[Data entries]
%%

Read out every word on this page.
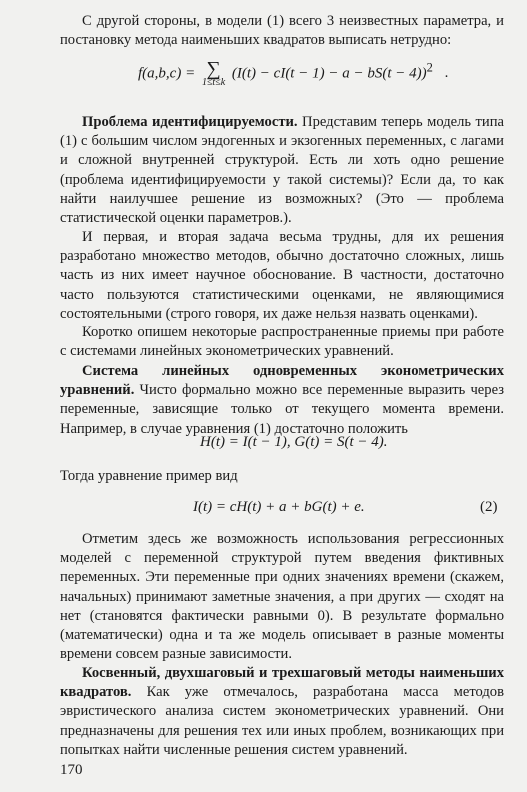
С другой стороны, в модели (1) всего 3 неизвестных параметра, и постановку метода наименьших квадратов выписать нетрудно:

f(a,b,c) = ∑
1≤t≤k
$(I(t) - cI(t - 1) - a - bS(t - 4))^2$ .

Проблема идентифицируемости. Представим теперь модель типа (1) с большим числом эндогенных и экзогенных переменных, с лагами и сложной внутренней структурой. Есть ли хоть одно решение (проблема идентифицируемости у такой системы)? Если да, то как найти наилучшее решение из возможных? (Это — проблема статистической оценки параметров.).

И первая, и вторая задача весьма трудны, для их решения разработано множество методов, обычно достаточно сложных, лишь часть из них имеет научное обоснование. В частности, достаточно часто пользуются статистическими оценками, не являющимися состоятельными (строго говоря, их даже нельзя назвать оценками).

Коротко опишем некоторые распространенные приемы при работе с системами линейных эконометрических уравнений.

Система линейных одновременных эконометрических уравнений. Чисто формально можно все переменные выразить через переменные, зависящие только от текущего момента времени. Например, в случае уравнения (1) достаточно положить

H(t) = I(t − 1), G(t) = S(t − 4).

Тогда уравнение пример вид

I(t) = cH(t) + a + bG(t) + e.	(2)

Отметим здесь же возможность использования регрессионных моделей с переменной структурой путем введения фиктивных переменных. Эти переменные при одних значениях времени (скажем, начальных) принимают заметные значения, а при других — сходят на нет (становятся фактически равными 0). В результате формально (математически) одна и та же модель описывает в разные моменты времени совсем разные зависимости.

Косвенный, двухшаговый и трехшаговый методы наименьших квадратов. Как уже отмечалось, разработана масса методов эвристического анализа систем эконометрических уравнений. Они предназначены для решения тех или иных проблем, возникающих при попытках найти численные решения систем уравнений.

170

%%

#### WHAT YOU SHOULD DO
Copy each line containing the word "методов" from the data.

#### WRITTEN RESPONSE
И первая, и вторая задача весьма трудны, для их решения разработано множество методов, обычно достаточно сложных, лишь часть из них имеет научное обоснование. В частности, достаточно часто пользуются статистическими оценками, не являющимися состоятельными (строго говоря, их даже нельзя назвать оценками).
Косвенный, двухшаговый и трехшаговый методы наименьших квадратов. Как уже отмечалось, разработана масса методов эвристического анализа систем эконометрических уравнений. Они предназначены для решения тех или иных проблем, возникающих при попытках найти численные решения систем уравнений.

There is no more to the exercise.